Source data:
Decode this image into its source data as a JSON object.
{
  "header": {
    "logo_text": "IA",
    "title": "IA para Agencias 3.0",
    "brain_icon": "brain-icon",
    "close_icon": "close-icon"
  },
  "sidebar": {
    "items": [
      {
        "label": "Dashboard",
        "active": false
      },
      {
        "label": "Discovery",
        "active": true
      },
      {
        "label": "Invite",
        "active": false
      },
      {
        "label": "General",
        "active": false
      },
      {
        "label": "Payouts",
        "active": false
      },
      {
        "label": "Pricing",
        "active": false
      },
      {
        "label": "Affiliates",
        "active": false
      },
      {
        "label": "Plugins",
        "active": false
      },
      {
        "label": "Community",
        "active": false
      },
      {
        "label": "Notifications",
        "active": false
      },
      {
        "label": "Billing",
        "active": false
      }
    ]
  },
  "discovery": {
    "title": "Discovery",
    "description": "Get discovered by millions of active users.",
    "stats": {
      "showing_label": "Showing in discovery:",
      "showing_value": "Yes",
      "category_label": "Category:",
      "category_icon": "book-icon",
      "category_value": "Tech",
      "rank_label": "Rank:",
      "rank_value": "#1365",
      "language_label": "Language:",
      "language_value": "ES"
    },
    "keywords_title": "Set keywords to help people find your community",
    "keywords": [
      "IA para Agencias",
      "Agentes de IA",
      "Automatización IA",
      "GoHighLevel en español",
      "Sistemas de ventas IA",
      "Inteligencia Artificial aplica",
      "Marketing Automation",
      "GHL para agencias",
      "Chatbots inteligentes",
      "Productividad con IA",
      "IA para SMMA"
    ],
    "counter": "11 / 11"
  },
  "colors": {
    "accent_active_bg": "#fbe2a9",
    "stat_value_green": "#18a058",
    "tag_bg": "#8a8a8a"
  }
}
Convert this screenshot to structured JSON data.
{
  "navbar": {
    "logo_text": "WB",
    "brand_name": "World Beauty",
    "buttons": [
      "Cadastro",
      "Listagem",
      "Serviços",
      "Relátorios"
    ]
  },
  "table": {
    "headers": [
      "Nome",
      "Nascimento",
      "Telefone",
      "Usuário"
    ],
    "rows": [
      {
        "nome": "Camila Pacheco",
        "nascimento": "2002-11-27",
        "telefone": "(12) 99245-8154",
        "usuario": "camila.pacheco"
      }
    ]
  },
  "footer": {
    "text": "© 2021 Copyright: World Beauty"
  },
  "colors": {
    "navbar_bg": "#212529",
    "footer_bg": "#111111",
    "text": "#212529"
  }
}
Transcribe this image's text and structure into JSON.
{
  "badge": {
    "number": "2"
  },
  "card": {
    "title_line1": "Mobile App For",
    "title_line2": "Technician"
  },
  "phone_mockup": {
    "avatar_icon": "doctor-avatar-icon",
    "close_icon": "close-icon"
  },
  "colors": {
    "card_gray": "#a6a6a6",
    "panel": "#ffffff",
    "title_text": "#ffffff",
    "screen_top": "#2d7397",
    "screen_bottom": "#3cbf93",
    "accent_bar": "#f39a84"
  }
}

SET EXERCISE: Using the material above, print every entry exactly as written.

RESPONSE TO THIS EXERCISE:
Decode this image into its source data as a JSON object.
{
  "header": {
    "logo_text": "IA",
    "title": "IA para Agencias 3.0",
    "brain_icon": "brain-icon",
    "close_icon": "close-icon"
  },
  "sidebar": {
    "items": [
      {
        "label": "Dashboard",
        "active": false
      },
      {
        "label": "Discovery",
        "active": true
      },
      {
        "label": "Invite",
        "active": false
      },
      {
        "label": "General",
        "active": false
      },
      {
        "label": "Payouts",
        "active": false
      },
      {
        "label": "Pricing",
        "active": false
      },
      {
        "label": "Affiliates",
        "active": false
      },
      {
        "label": "Plugins",
        "active": false
      },
      {
        "label": "Community",
        "active": false
      },
      {
        "label": "Notifications",
        "active": false
      },
      {
        "label": "Billing",
        "active": false
      }
    ]
  },
  "discovery": {
    "title": "Discovery",
    "description": "Get discovered by millions of active users.",
    "stats": {
      "showing_label": "Showing in discovery:",
      "showing_value": "Yes",
      "category_label": "Category:",
      "category_icon": "book-icon",
      "category_value": "Tech",
      "rank_label": "Rank:",
      "rank_value": "#1365",
      "language_label": "Language:",
      "language_value": "ES"
    },
    "keywords_title": "Set keywords to help people find your community",
    "keywords": [
      "IA para Agencias",
      "Agentes de IA",
      "Automatización IA",
      "GoHighLevel en español",
      "Sistemas de ventas IA",
      "Inteligencia Artificial aplica",
      "Marketing Automation",
      "GHL para agencias",
      "Chatbots inteligentes",
      "Productividad con IA",
      "IA para SMMA"
    ],
    "counter": "11 / 11"
  },
  "colors": {
    "accent_active_bg": "#fbe2a9",
    "stat_value_green": "#18a058",
    "tag_bg": "#8a8a8a"
  }
}
Convert this screenshot to structured JSON data.
{
  "navbar": {
    "logo_text": "WB",
    "brand_name": "World Beauty",
    "buttons": [
      "Cadastro",
      "Listagem",
      "Serviços",
      "Relátorios"
    ]
  },
  "table": {
    "headers": [
      "Nome",
      "Nascimento",
      "Telefone",
      "Usuário"
    ],
    "rows": [
      {
        "nome": "Camila Pacheco",
        "nascimento": "2002-11-27",
        "telefone": "(12) 99245-8154",
        "usuario": "camila.pacheco"
      }
    ]
  },
  "footer": {
    "text": "© 2021 Copyright: World Beauty"
  },
  "colors": {
    "navbar_bg": "#212529",
    "footer_bg": "#111111",
    "text": "#212529"
  }
}
Transcribe this image's text and structure into JSON.
{
  "badge": {
    "number": "2"
  },
  "card": {
    "title_line1": "Mobile App For",
    "title_line2": "Technician"
  },
  "phone_mockup": {
    "avatar_icon": "doctor-avatar-icon",
    "close_icon": "close-icon"
  },
  "colors": {
    "card_gray": "#a6a6a6",
    "panel": "#ffffff",
    "title_text": "#ffffff",
    "screen_top": "#2d7397",
    "screen_bottom": "#3cbf93",
    "accent_bar": "#f39a84"
  }
}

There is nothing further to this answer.